(begin)
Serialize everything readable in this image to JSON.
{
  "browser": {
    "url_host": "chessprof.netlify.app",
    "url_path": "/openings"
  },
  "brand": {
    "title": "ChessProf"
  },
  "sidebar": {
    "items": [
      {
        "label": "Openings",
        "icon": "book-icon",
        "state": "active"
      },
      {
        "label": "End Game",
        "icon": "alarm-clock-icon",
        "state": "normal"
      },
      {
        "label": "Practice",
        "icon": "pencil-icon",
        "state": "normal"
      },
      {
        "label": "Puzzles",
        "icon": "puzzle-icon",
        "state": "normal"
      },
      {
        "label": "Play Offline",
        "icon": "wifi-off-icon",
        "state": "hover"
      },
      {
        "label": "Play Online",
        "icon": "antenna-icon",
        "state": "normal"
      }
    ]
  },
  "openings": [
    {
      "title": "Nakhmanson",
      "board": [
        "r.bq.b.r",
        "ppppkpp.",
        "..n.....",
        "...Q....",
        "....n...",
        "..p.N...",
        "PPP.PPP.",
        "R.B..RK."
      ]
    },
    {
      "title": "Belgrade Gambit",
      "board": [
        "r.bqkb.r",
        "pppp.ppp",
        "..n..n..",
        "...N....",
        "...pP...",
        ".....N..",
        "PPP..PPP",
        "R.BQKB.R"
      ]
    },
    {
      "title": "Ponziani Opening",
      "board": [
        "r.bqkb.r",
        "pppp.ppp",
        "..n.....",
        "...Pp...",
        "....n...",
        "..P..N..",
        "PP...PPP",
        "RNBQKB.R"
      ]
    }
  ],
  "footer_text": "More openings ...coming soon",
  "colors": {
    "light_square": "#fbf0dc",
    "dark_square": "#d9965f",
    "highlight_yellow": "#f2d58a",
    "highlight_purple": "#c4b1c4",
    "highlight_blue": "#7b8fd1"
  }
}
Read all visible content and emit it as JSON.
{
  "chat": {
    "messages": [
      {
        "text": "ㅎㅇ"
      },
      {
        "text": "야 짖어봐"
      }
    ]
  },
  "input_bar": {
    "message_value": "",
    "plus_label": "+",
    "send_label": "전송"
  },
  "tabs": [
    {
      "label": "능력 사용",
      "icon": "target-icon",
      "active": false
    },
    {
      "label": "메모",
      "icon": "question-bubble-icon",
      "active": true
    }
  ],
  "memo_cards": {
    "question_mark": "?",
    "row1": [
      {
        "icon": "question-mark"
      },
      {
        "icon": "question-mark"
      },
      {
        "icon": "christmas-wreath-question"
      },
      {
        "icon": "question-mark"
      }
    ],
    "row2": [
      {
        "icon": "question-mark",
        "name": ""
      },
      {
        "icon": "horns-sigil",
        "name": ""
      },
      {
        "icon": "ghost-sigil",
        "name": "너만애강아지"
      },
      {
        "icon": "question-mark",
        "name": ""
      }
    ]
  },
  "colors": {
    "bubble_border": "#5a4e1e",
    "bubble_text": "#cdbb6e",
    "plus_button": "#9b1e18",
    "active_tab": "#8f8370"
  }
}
(end)
◆ Exercise: Reproduce all the records precisely.

◆ Result:
Serialize everything readable in this image to JSON.
{
  "browser": {
    "url_host": "chessprof.netlify.app",
    "url_path": "/openings"
  },
  "brand": {
    "title": "ChessProf"
  },
  "sidebar": {
    "items": [
      {
        "label": "Openings",
        "icon": "book-icon",
        "state": "active"
      },
      {
        "label": "End Game",
        "icon": "alarm-clock-icon",
        "state": "normal"
      },
      {
        "label": "Practice",
        "icon": "pencil-icon",
        "state": "normal"
      },
      {
        "label": "Puzzles",
        "icon": "puzzle-icon",
        "state": "normal"
      },
      {
        "label": "Play Offline",
        "icon": "wifi-off-icon",
        "state": "hover"
      },
      {
        "label": "Play Online",
        "icon": "antenna-icon",
        "state": "normal"
      }
    ]
  },
  "openings": [
    {
      "title": "Nakhmanson",
      "board": [
        "r.bq.b.r",
        "ppppkpp.",
        "..n.....",
        "...Q....",
        "....n...",
        "..p.N...",
        "PPP.PPP.",
        "R.B..RK."
      ]
    },
    {
      "title": "Belgrade Gambit",
      "board": [
        "r.bqkb.r",
        "pppp.ppp",
        "..n..n..",
        "...N....",
        "...pP...",
        ".....N..",
        "PPP..PPP",
        "R.BQKB.R"
      ]
    },
    {
      "title": "Ponziani Opening",
      "board": [
        "r.bqkb.r",
        "pppp.ppp",
        "..n.....",
        "...Pp...",
        "....n...",
        "..P..N..",
        "PP...PPP",
        "RNBQKB.R"
      ]
    }
  ],
  "footer_text": "More openings ...coming soon",
  "colors": {
    "light_square": "#fbf0dc",
    "dark_square": "#d9965f",
    "highlight_yellow": "#f2d58a",
    "highlight_purple": "#c4b1c4",
    "highlight_blue": "#7b8fd1"
  }
}
Read all visible content and emit it as JSON.
{
  "chat": {
    "messages": [
      {
        "text": "ㅎㅇ"
      },
      {
        "text": "야 짖어봐"
      }
    ]
  },
  "input_bar": {
    "message_value": "",
    "plus_label": "+",
    "send_label": "전송"
  },
  "tabs": [
    {
      "label": "능력 사용",
      "icon": "target-icon",
      "active": false
    },
    {
      "label": "메모",
      "icon": "question-bubble-icon",
      "active": true
    }
  ],
  "memo_cards": {
    "question_mark": "?",
    "row1": [
      {
        "icon": "question-mark"
      },
      {
        "icon": "question-mark"
      },
      {
        "icon": "christmas-wreath-question"
      },
      {
        "icon": "question-mark"
      }
    ],
    "row2": [
      {
        "icon": "question-mark",
        "name": ""
      },
      {
        "icon": "horns-sigil",
        "name": ""
      },
      {
        "icon": "ghost-sigil",
        "name": "너만애강아지"
      },
      {
        "icon": "question-mark",
        "name": ""
      }
    ]
  },
  "colors": {
    "bubble_border": "#5a4e1e",
    "bubble_text": "#cdbb6e",
    "plus_button": "#9b1e18",
    "active_tab": "#8f8370"
  }
}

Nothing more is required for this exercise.